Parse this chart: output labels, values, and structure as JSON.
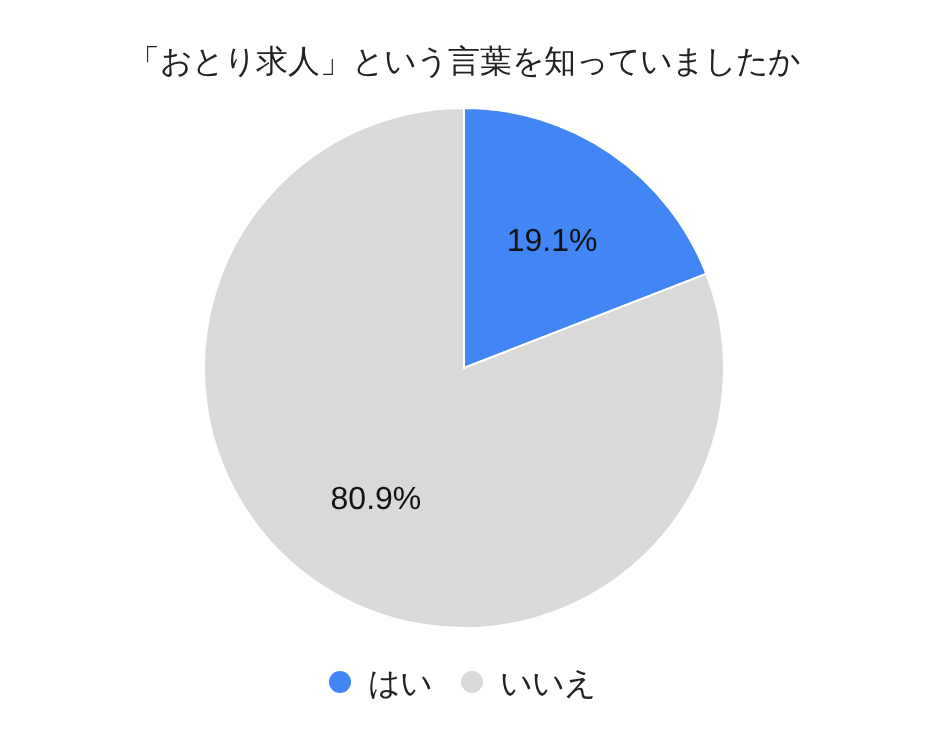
{
  "chart_data": {
    "type": "pie",
    "title": "「おとり求人」という言葉を知っていましたか",
    "categories": [
      "はい",
      "いいえ"
    ],
    "values": [
      19.1,
      80.9
    ],
    "value_labels": [
      "19.1%",
      "80.9%"
    ],
    "colors": [
      "#4285f4",
      "#d9d9d9"
    ],
    "legend": "bottom"
  }
}
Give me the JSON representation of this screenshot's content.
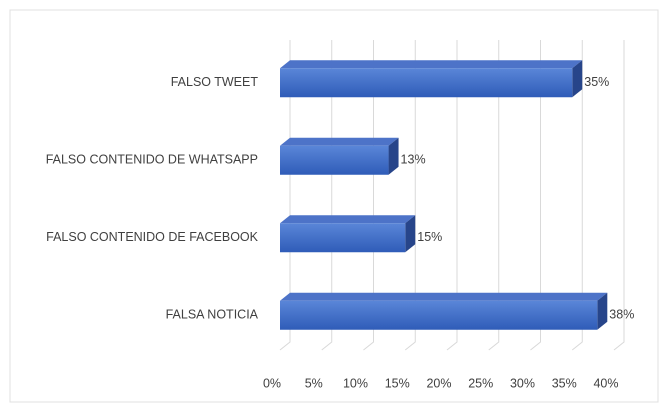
{
  "chart_data": {
    "type": "bar3d_horizontal",
    "categories": [
      "FALSO TWEET",
      "FALSO CONTENIDO DE WHATSAPP",
      "FALSO CONTENIDO DE FACEBOOK",
      "FALSA NOTICIA"
    ],
    "values": [
      35,
      13,
      15,
      38
    ],
    "value_labels": [
      "35%",
      "13%",
      "15%",
      "38%"
    ],
    "color": "#4472c4",
    "xlim": [
      0,
      40
    ],
    "xticks": [
      {
        "value": 0,
        "label": "0%"
      },
      {
        "value": 5,
        "label": "5%"
      },
      {
        "value": 10,
        "label": "10%"
      },
      {
        "value": 15,
        "label": "15%"
      },
      {
        "value": 20,
        "label": "20%"
      },
      {
        "value": 25,
        "label": "25%"
      },
      {
        "value": 30,
        "label": "30%"
      },
      {
        "value": 35,
        "label": "35%"
      },
      {
        "value": 40,
        "label": "40%"
      }
    ],
    "grid": true
  }
}
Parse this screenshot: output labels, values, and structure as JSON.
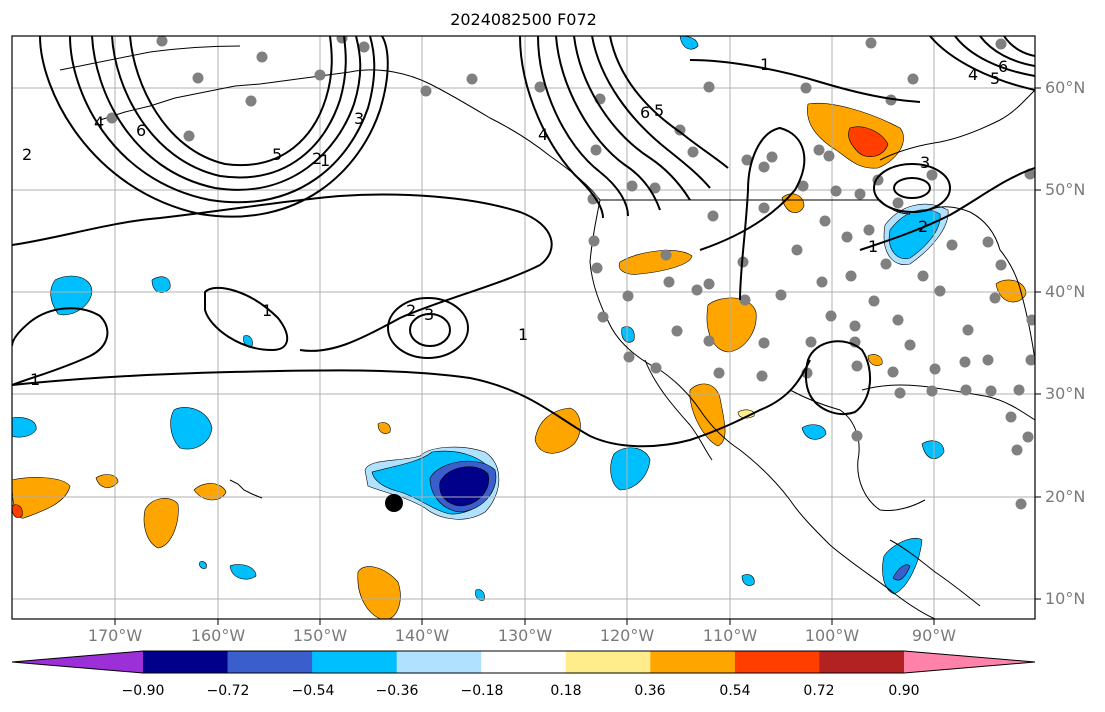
{
  "title": "2024082500 F072",
  "map": {
    "lon_labels": [
      "170°W",
      "160°W",
      "150°W",
      "140°W",
      "130°W",
      "120°W",
      "110°W",
      "100°W",
      "90°W"
    ],
    "lat_labels": [
      "60°N",
      "50°N",
      "40°N",
      "30°N",
      "20°N",
      "10°N"
    ],
    "gridlines": true,
    "contour_labels": [
      "1",
      "2",
      "3",
      "4",
      "5",
      "6"
    ]
  },
  "colorbar": {
    "ticks": [
      "−0.90",
      "−0.72",
      "−0.54",
      "−0.36",
      "−0.18",
      "0.18",
      "0.36",
      "0.54",
      "0.72",
      "0.90"
    ],
    "colors": [
      "#9b30d9",
      "#00008b",
      "#3a5fcd",
      "#00bfff",
      "#b0e2ff",
      "#ffffff",
      "#ffec8b",
      "#ffa500",
      "#ff3e00",
      "#b22222",
      "#ff82ab"
    ]
  },
  "colors": {
    "gridline": "#b0b0b0",
    "coast": "#000000",
    "station_dot": "#808080"
  }
}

= Task statement =
Output the lines above in full and exactly as given, omitting any pictures.

= Task result =
Parse this chart: output labels, values, and structure as JSON.
{
  "chart_data": {
    "type": "pie",
    "title": "「おとり求人」という言葉を知っていましたか",
    "categories": [
      "はい",
      "いいえ"
    ],
    "values": [
      19.1,
      80.9
    ],
    "value_labels": [
      "19.1%",
      "80.9%"
    ],
    "colors": [
      "#4285f4",
      "#d9d9d9"
    ],
    "legend": "bottom"
  }
}
Give me the JSON representation of this screenshot's content.
{
  "chart_data": {
    "type": "bar3d_horizontal",
    "categories": [
      "FALSO TWEET",
      "FALSO CONTENIDO DE WHATSAPP",
      "FALSO CONTENIDO DE FACEBOOK",
      "FALSA NOTICIA"
    ],
    "values": [
      35,
      13,
      15,
      38
    ],
    "value_labels": [
      "35%",
      "13%",
      "15%",
      "38%"
    ],
    "color": "#4472c4",
    "xlim": [
      0,
      40
    ],
    "xticks": [
      {
        "value": 0,
        "label": "0%"
      },
      {
        "value": 5,
        "label": "5%"
      },
      {
        "value": 10,
        "label": "10%"
      },
      {
        "value": 15,
        "label": "15%"
      },
      {
        "value": 20,
        "label": "20%"
      },
      {
        "value": 25,
        "label": "25%"
      },
      {
        "value": 30,
        "label": "30%"
      },
      {
        "value": 35,
        "label": "35%"
      },
      {
        "value": 40,
        "label": "40%"
      }
    ],
    "grid": true
  }
}
Parse this screenshot: output labels, values, and structure as JSON.
{
  "title": "2024082500 F072",
  "map": {
    "lon_labels": [
      "170°W",
      "160°W",
      "150°W",
      "140°W",
      "130°W",
      "120°W",
      "110°W",
      "100°W",
      "90°W"
    ],
    "lat_labels": [
      "60°N",
      "50°N",
      "40°N",
      "30°N",
      "20°N",
      "10°N"
    ],
    "gridlines": true,
    "contour_labels": [
      "1",
      "2",
      "3",
      "4",
      "5",
      "6"
    ]
  },
  "colorbar": {
    "ticks": [
      "−0.90",
      "−0.72",
      "−0.54",
      "−0.36",
      "−0.18",
      "0.18",
      "0.36",
      "0.54",
      "0.72",
      "0.90"
    ],
    "colors": [
      "#9b30d9",
      "#00008b",
      "#3a5fcd",
      "#00bfff",
      "#b0e2ff",
      "#ffffff",
      "#ffec8b",
      "#ffa500",
      "#ff3e00",
      "#b22222",
      "#ff82ab"
    ]
  },
  "colors": {
    "gridline": "#b0b0b0",
    "coast": "#000000",
    "station_dot": "#808080"
  }
}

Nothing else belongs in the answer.